▶ _RECORDS TO USE_
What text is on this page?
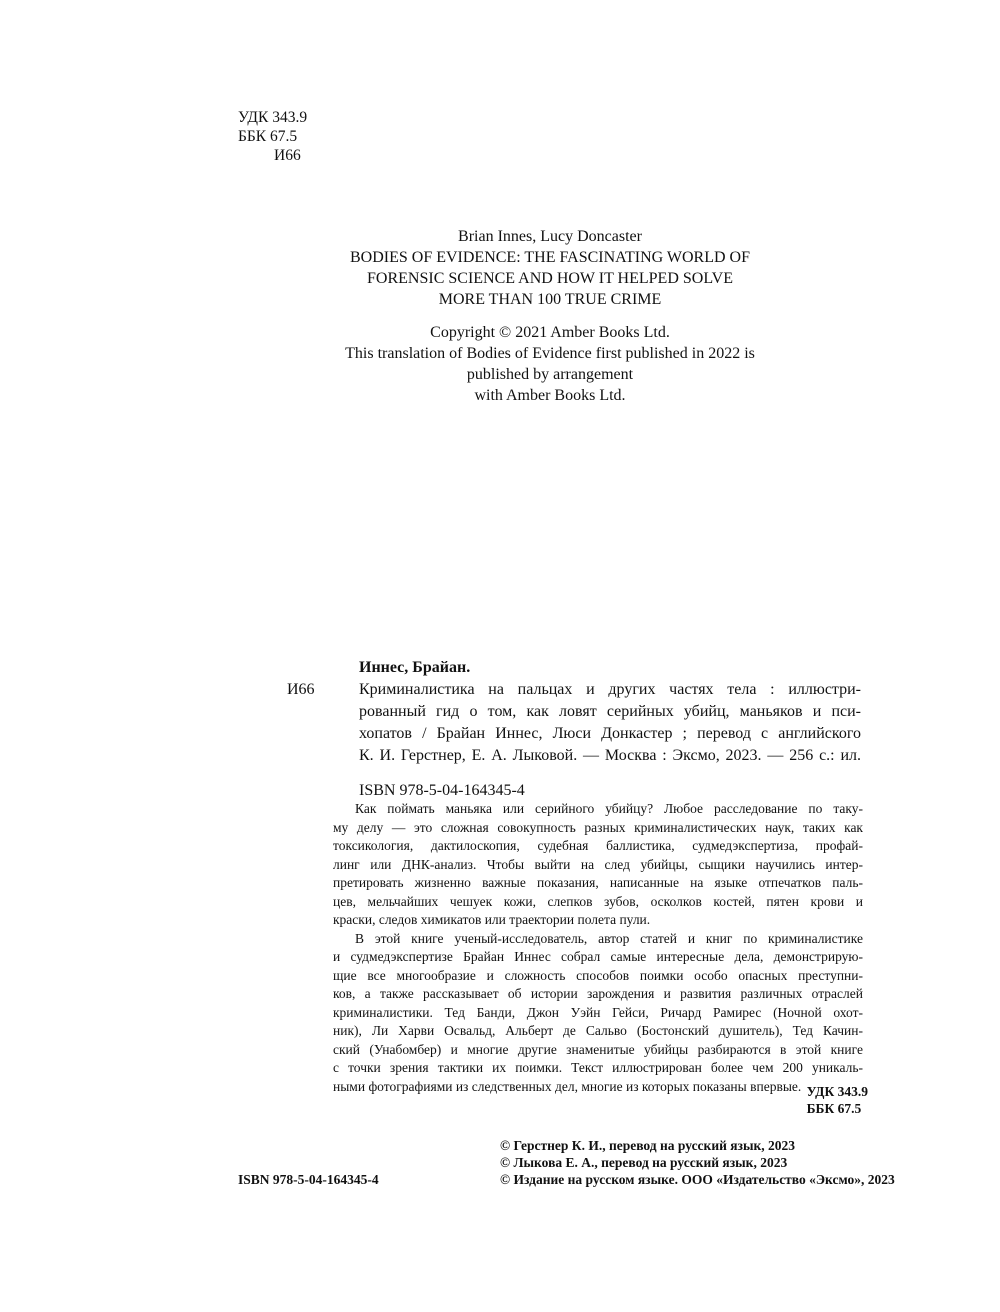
УДК 343.9
ББК 67.5
И66
Brian Innes, Lucy Doncaster
BODIES OF EVIDENCE: THE FASCINATING WORLD OF
FORENSIC SCIENCE AND HOW IT HELPED SOLVE
MORE THAN 100 TRUE CRIME
Copyright © 2021 Amber Books Ltd.
This translation of Bodies of Evidence first published in 2022 is
published by arrangement
with Amber Books Ltd.
Иннес, Брайан.
И66	Криминалистика на пальцах и других частях тела : иллюстри-
рованный гид о том, как ловят серийных убийц, маньяков и пси-
хопатов / Брайан Иннес, Люси Донкастер ; перевод с английского
К. И. Герстнер, Е. А. Лыковой. — Москва : Эксмо, 2023. — 256 с.: ил.
ISBN 978-5-04-164345-4
Как поймать маньяка или серийного убийцу? Любое расследование по таку-
му делу — это сложная совокупность разных криминалистических наук, таких как
токсикология, дактилоскопия, судебная баллистика, судмедэкспертиза, профай-
линг или ДНК-анализ. Чтобы выйти на след убийцы, сыщики научились интер-
претировать жизненно важные показания, написанные на языке отпечатков паль-
цев, мельчайших чешуек кожи, слепков зубов, осколков костей, пятен крови и
краски, следов химикатов или траектории полета пули.
В этой книге ученый-исследователь, автор статей и книг по криминалистике
и судмедэкспертизе Брайан Иннес собрал самые интересные дела, демонстрирую-
щие все многообразие и сложность способов поимки особо опасных преступни-
ков, а также рассказывает об истории зарождения и развития различных отраслей
криминалистики. Тед Банди, Джон Уэйн Гейси, Ричард Рамирес (Ночной охот-
ник), Ли Харви Освальд, Альберт де Сальво (Бостонский душитель), Тед Качин-
ский (Унабомбер) и многие другие знаменитые убийцы разбираются в этой книге
с точки зрения тактики их поимки. Текст иллюстрирован более чем 200 уникаль-
ными фотографиями из следственных дел, многие из которых показаны впервые. УДК 343.9
ББК 67.5
© Герстнер К. И., перевод на русский язык, 2023
© Лыкова Е. А., перевод на русский язык, 2023
© Издание на русском языке. ООО «Издательство «Эксмо», 2023
ISBN 978-5-04-164345-4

▶ _AIM_
Pull out every line above that holds the word "многие".

▶ _RESPONSE TO THE EXERCISE_
ский (Унабомбер) и многие другие знаменитые убийцы разбираются в этой книге
ными фотографиями из следственных дел, многие из которых показаны впервые. УДК 343.9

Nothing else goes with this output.